◆ Task goal ◆
In the material below, find each line holding the string "topremmen" and copy it.

◆ Data supplied ◆
+ + +

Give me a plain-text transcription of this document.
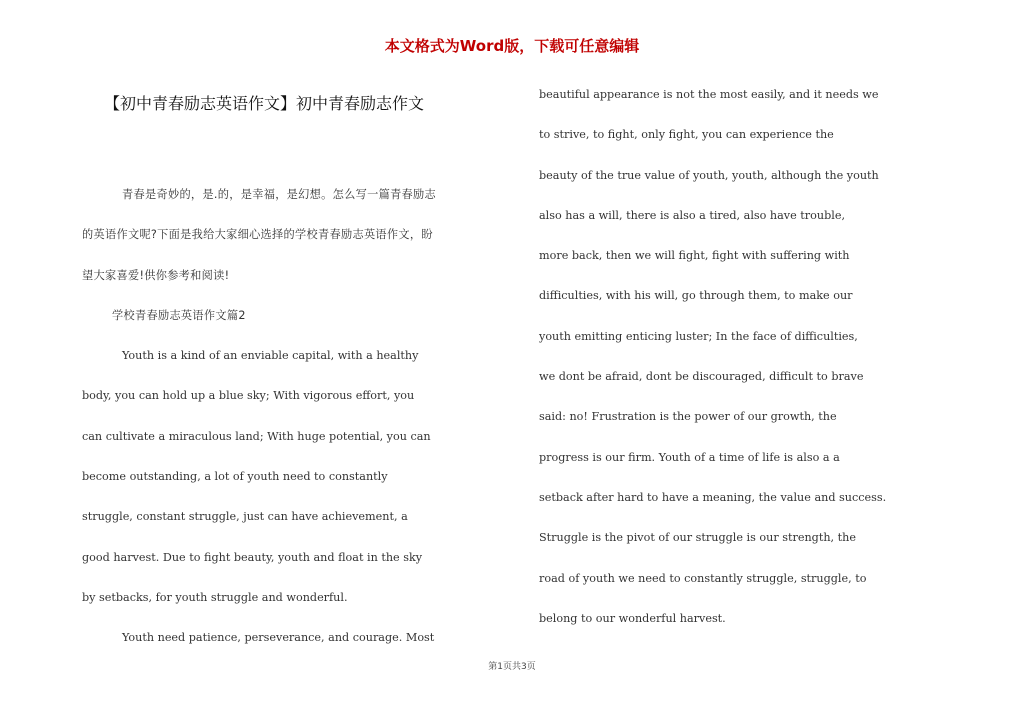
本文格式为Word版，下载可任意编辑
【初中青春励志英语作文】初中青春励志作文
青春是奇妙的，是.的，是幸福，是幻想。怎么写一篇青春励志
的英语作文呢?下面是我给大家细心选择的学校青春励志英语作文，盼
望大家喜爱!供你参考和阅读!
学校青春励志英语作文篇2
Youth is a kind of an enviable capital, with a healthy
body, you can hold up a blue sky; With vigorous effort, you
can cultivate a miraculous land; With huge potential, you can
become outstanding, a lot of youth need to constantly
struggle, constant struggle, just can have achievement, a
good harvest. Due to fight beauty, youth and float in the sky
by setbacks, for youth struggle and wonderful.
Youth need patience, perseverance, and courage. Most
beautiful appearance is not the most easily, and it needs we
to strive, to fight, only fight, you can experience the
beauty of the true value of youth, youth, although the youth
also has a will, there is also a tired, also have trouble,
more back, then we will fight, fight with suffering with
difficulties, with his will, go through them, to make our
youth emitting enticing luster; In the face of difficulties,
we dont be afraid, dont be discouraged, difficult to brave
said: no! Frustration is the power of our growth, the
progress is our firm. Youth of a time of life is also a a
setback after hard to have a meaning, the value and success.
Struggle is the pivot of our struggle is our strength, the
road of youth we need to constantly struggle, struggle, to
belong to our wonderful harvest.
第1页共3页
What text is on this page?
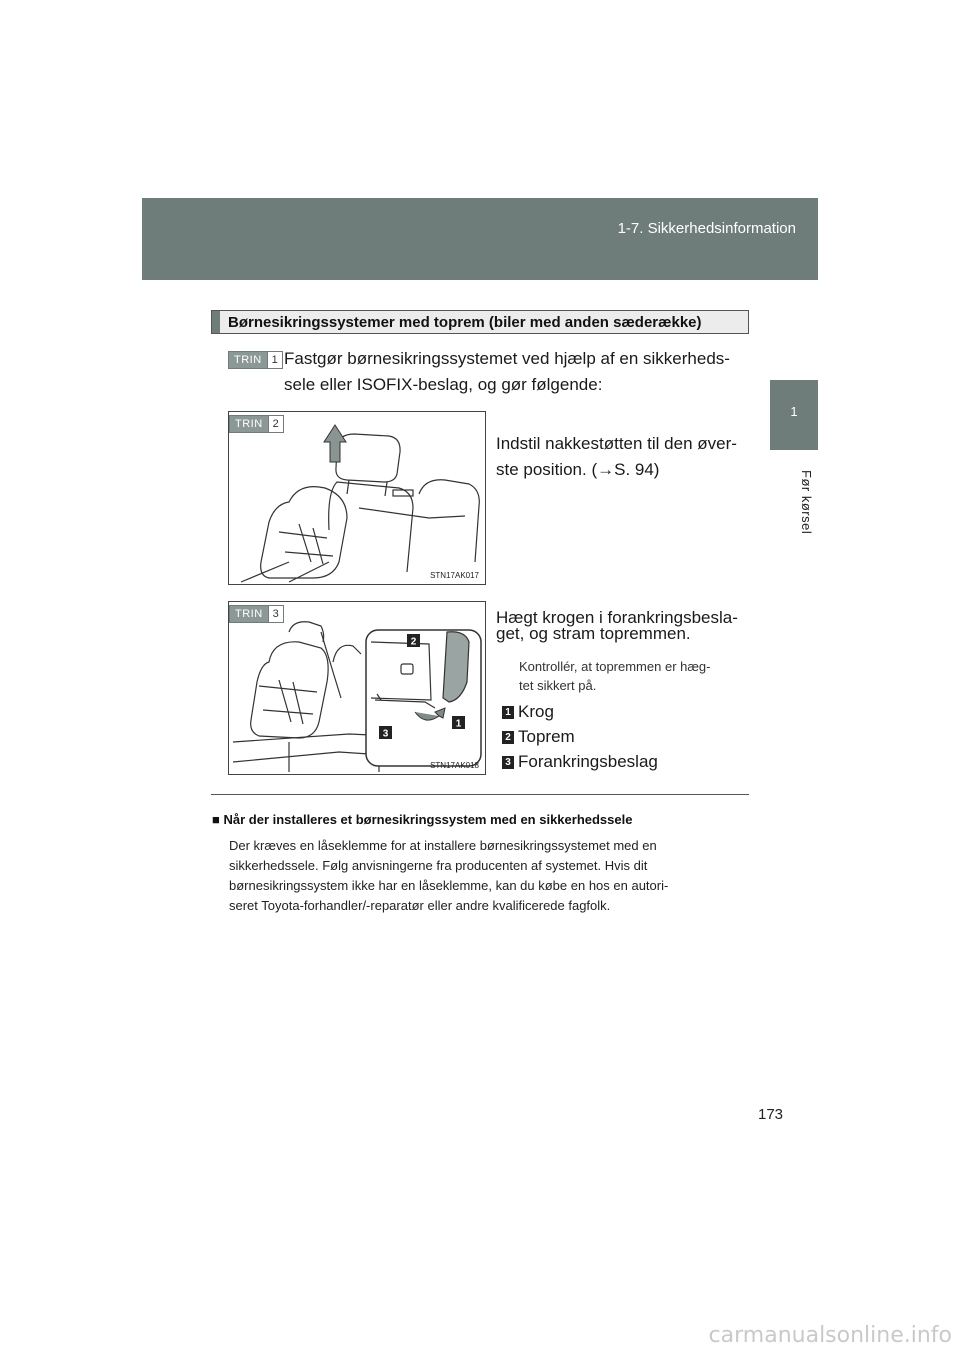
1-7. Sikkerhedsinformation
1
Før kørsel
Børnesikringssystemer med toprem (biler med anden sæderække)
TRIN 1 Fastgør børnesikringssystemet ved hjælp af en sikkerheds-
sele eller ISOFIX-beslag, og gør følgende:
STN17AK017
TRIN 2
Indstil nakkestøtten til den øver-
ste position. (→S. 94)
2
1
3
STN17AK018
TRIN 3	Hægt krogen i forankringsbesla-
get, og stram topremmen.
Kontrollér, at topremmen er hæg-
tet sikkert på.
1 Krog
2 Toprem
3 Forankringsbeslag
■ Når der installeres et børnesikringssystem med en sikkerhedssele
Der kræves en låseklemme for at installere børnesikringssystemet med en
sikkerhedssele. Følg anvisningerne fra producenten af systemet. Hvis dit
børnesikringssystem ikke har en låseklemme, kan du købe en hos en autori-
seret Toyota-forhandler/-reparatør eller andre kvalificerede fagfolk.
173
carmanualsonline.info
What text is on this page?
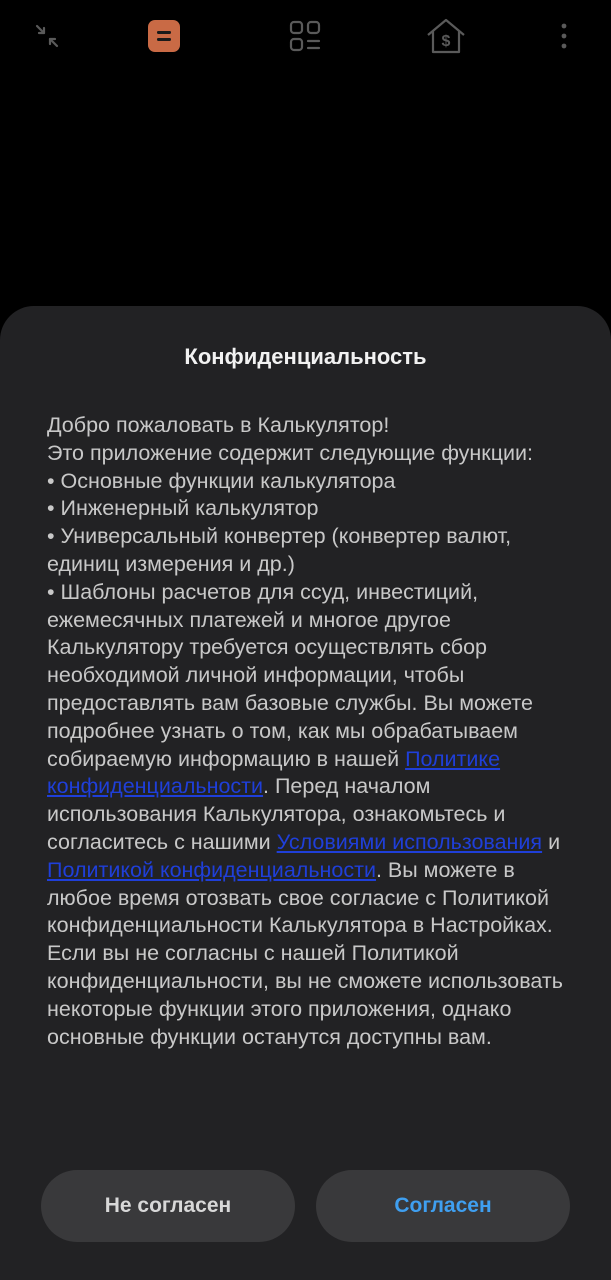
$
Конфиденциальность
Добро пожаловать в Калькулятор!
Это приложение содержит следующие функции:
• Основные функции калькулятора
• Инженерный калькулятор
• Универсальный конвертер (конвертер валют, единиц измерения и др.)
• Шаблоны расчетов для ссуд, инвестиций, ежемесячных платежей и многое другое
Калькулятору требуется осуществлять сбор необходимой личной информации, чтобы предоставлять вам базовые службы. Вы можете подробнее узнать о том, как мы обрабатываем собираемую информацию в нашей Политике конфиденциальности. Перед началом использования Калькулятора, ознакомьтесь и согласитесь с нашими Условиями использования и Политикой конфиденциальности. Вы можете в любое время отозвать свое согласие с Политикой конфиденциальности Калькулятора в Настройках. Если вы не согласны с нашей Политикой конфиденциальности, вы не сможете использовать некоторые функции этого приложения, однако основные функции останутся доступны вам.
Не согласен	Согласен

+ + +

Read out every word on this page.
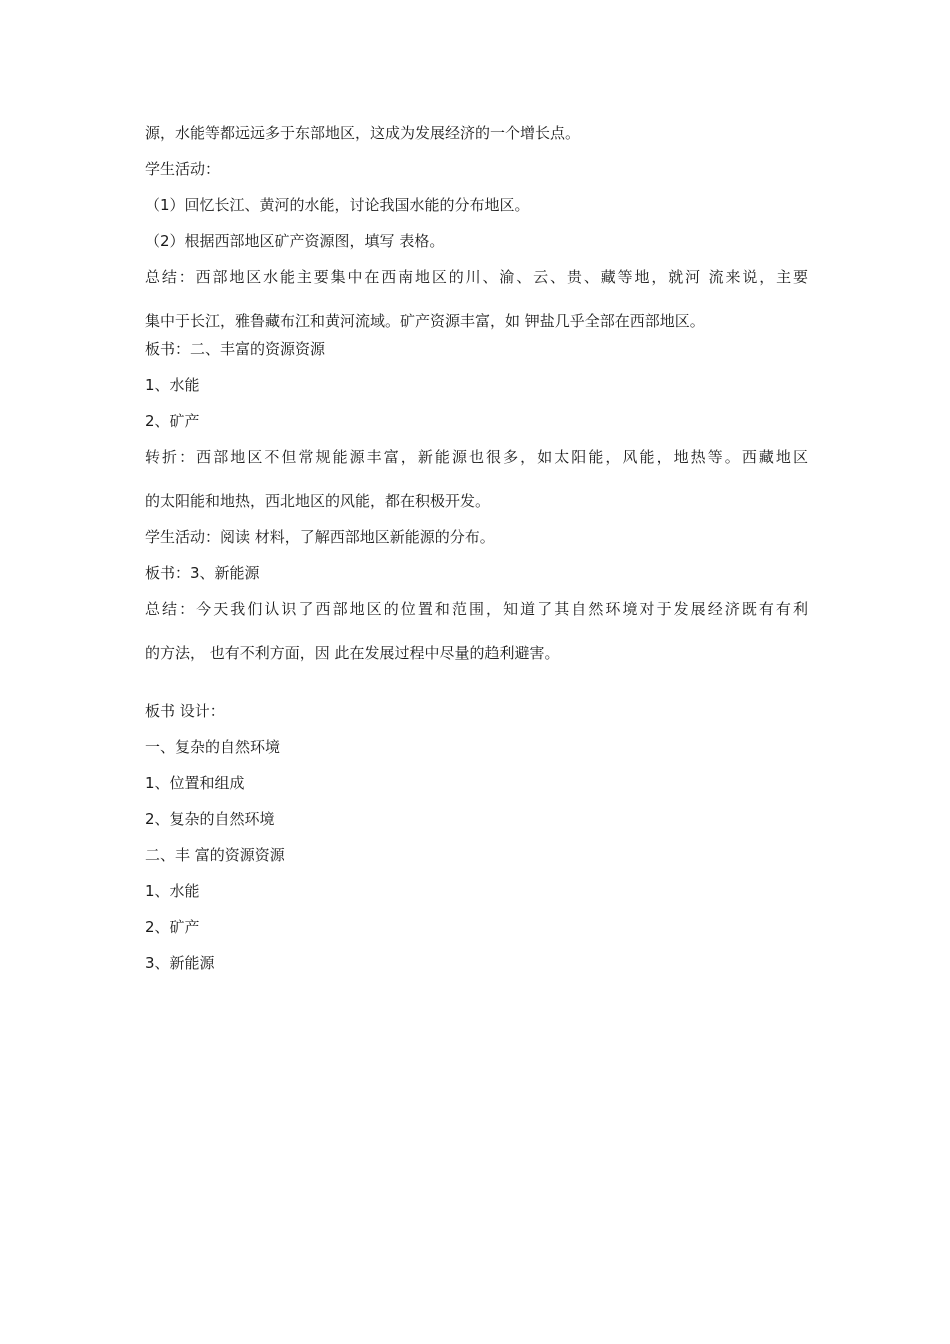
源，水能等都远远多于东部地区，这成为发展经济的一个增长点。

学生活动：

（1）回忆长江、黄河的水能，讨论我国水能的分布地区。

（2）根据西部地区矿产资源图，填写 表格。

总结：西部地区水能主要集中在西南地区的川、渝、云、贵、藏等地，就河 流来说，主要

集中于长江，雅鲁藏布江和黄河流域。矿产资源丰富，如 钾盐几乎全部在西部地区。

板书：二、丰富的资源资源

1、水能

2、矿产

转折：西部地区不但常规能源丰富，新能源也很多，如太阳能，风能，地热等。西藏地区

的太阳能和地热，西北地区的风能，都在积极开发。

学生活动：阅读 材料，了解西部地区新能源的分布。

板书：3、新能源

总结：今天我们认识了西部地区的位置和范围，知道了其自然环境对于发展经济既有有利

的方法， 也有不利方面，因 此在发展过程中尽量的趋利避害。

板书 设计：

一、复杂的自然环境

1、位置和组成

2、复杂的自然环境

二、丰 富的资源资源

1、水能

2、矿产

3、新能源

+ + +

◆ Task output ◆
get, og stram topremmen.
Kontrollér, at topremmen er hæg-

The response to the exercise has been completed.